— start —

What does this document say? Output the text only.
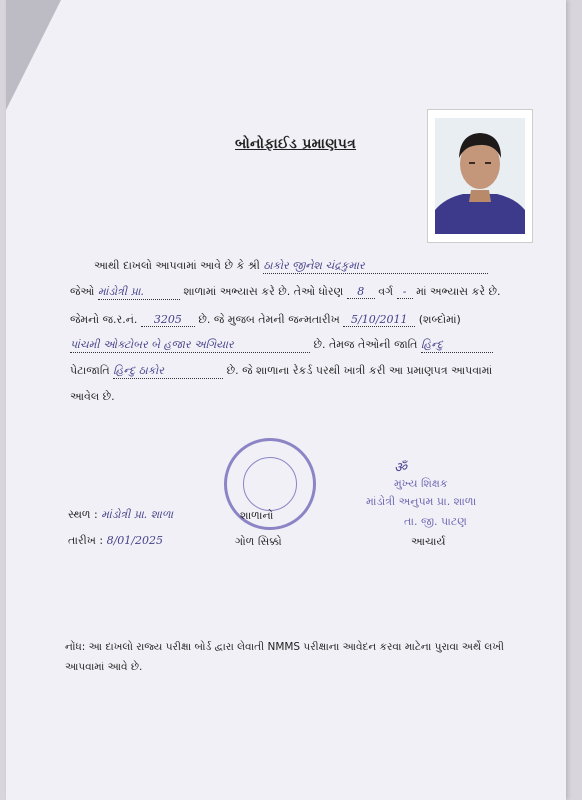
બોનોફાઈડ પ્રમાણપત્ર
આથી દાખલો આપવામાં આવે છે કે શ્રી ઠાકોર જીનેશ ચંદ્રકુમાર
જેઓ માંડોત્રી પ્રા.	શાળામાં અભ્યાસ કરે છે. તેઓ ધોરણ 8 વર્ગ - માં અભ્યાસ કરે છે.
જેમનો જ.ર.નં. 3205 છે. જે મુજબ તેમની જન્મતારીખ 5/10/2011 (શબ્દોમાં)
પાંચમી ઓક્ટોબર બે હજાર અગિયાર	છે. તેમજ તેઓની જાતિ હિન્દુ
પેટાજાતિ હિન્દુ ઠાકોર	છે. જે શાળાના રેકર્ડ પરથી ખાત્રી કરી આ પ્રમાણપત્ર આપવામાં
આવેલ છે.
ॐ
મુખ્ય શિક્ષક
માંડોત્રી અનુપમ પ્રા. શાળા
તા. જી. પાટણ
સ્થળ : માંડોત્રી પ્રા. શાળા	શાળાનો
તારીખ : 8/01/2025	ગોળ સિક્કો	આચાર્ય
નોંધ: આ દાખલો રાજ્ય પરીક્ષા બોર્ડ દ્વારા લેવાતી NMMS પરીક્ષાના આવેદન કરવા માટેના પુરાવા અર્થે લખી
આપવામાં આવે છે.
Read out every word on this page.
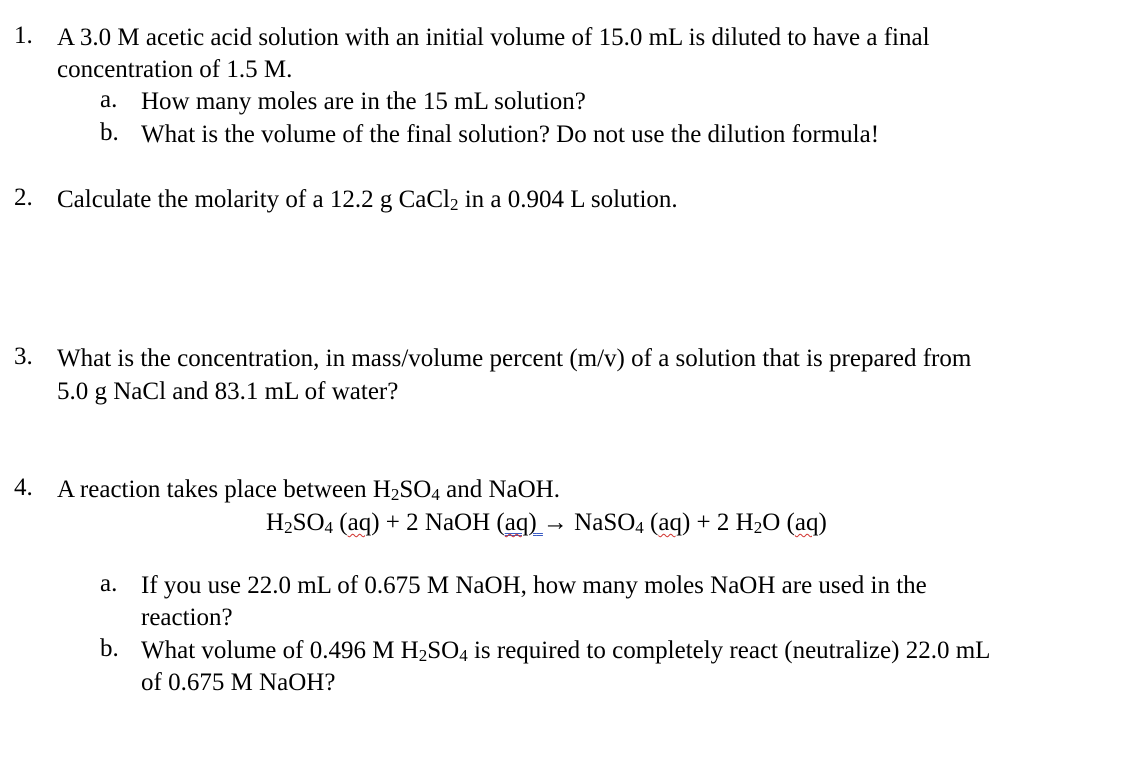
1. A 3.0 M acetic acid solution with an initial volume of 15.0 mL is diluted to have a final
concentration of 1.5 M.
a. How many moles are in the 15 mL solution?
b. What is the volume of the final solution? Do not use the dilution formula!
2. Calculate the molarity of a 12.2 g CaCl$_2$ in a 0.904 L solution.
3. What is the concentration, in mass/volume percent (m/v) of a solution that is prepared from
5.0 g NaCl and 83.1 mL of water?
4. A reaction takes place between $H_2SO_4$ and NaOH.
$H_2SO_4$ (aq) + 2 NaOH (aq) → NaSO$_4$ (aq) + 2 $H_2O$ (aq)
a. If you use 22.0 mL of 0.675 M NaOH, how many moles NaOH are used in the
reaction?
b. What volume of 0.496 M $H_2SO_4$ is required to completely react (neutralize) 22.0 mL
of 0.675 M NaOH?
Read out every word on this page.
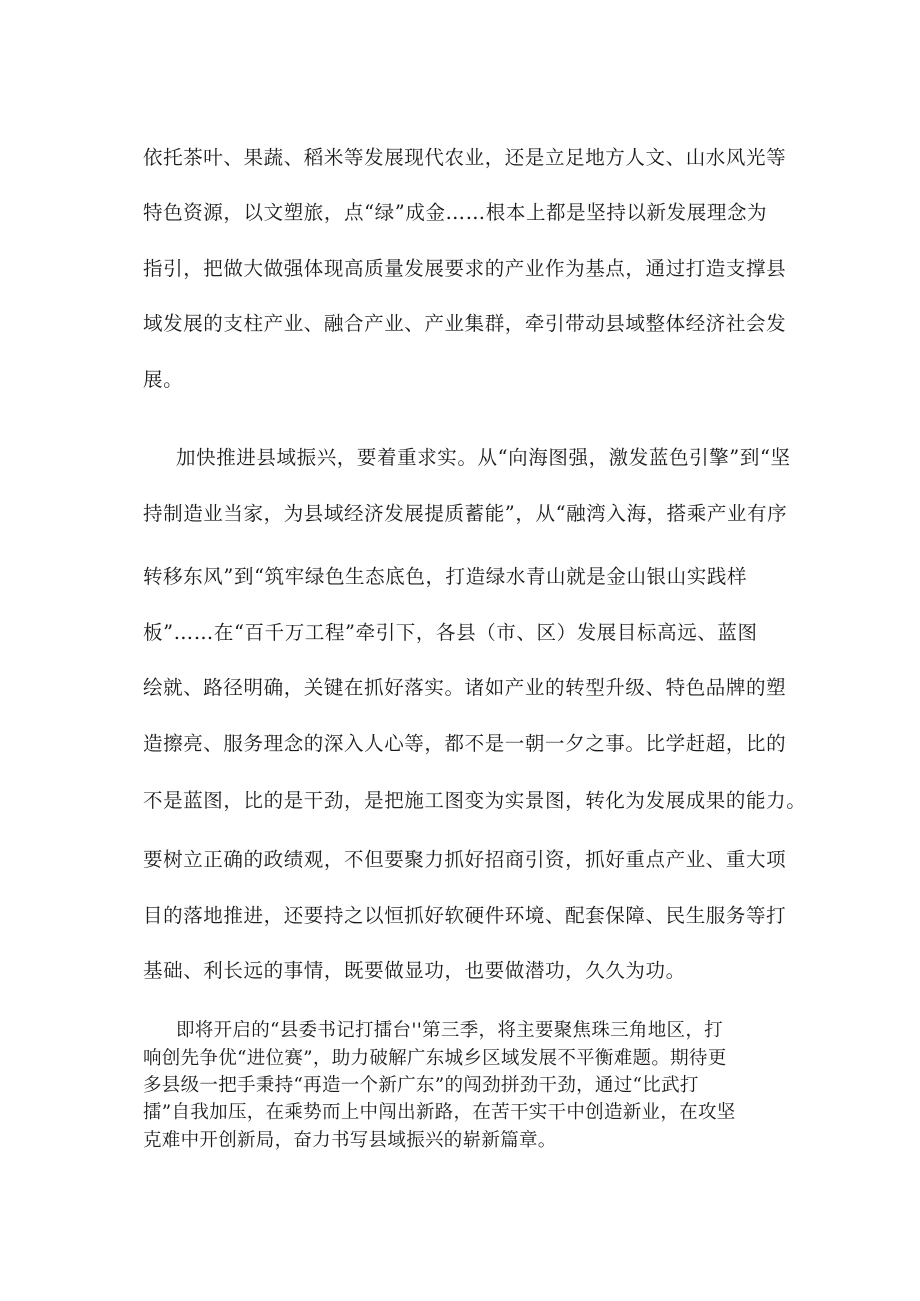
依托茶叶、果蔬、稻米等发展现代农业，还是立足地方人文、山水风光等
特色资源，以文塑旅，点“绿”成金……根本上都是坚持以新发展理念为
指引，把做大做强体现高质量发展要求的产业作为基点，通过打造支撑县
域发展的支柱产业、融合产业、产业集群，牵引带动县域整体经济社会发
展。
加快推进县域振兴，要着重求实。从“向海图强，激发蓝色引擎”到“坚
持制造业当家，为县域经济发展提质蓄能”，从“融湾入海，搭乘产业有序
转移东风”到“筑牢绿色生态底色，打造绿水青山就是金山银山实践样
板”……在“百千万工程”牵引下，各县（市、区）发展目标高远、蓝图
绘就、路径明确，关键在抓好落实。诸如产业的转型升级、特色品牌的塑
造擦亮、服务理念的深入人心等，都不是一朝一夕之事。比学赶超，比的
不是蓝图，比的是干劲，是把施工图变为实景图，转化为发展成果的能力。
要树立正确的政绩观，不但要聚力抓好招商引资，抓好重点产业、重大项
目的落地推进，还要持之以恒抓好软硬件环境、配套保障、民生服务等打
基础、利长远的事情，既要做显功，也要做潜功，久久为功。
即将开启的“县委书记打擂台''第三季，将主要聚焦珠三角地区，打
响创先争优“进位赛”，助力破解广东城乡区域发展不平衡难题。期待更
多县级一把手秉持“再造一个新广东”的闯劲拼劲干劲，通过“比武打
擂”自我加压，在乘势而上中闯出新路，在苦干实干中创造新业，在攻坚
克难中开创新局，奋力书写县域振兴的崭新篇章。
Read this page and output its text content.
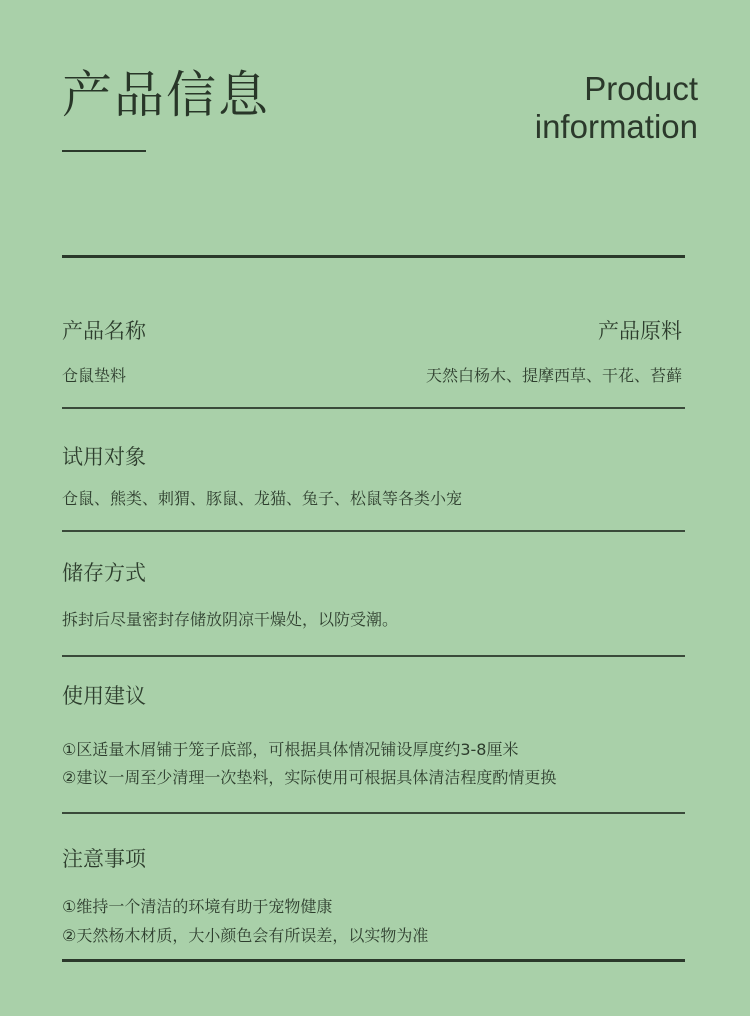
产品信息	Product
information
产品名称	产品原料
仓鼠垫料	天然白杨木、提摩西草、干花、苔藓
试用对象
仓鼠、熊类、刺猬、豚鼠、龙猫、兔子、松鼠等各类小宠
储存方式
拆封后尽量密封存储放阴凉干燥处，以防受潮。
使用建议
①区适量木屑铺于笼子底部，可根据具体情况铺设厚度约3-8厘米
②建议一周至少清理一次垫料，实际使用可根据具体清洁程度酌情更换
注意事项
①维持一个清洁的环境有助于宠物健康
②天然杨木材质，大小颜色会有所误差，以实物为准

— end —

• [Work to do]:
Gather every line from the listing above in which the word "NaOH" appears.

• [Finished exercise]:
4. A reaction takes place between $H_2SO_4$ and NaOH.
$H_2SO_4$ (aq) + 2 NaOH (aq) → NaSO$_4$ (aq) + 2 $H_2O$ (aq)
a. If you use 22.0 mL of 0.675 M NaOH, how many moles NaOH are used in the
of 0.675 M NaOH?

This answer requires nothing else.